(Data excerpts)
————————

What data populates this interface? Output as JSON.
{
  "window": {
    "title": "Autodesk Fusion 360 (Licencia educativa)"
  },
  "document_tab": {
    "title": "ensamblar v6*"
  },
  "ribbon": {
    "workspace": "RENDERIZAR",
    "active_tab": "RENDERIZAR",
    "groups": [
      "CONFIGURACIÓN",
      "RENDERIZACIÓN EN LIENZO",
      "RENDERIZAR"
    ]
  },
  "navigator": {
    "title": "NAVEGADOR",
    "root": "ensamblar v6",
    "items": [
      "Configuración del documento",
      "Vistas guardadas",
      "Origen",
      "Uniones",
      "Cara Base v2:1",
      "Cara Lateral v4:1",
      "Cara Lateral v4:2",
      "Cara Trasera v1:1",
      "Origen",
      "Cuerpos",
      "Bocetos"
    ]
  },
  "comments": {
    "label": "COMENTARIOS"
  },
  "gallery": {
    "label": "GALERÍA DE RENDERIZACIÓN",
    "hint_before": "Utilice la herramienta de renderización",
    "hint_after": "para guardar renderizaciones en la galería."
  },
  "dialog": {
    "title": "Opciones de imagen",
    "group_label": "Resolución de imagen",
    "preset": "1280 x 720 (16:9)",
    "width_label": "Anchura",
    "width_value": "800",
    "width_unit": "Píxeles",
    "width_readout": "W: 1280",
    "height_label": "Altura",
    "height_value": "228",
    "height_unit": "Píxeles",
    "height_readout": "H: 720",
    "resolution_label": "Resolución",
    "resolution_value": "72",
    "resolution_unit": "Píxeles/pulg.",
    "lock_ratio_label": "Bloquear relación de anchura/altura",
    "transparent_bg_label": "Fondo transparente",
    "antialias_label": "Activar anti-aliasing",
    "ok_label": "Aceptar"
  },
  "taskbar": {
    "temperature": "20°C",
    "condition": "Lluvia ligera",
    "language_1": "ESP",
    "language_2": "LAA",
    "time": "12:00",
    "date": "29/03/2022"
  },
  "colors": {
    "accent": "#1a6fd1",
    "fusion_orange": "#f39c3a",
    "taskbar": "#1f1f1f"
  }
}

————————

SET PROBLEM:
Pull out all lines from the listing that contain the string "Resolución".

ANSWER TO THE EXERCISE:
    "group_label": "Resolución de imagen",
    "resolution_label": "Resolución",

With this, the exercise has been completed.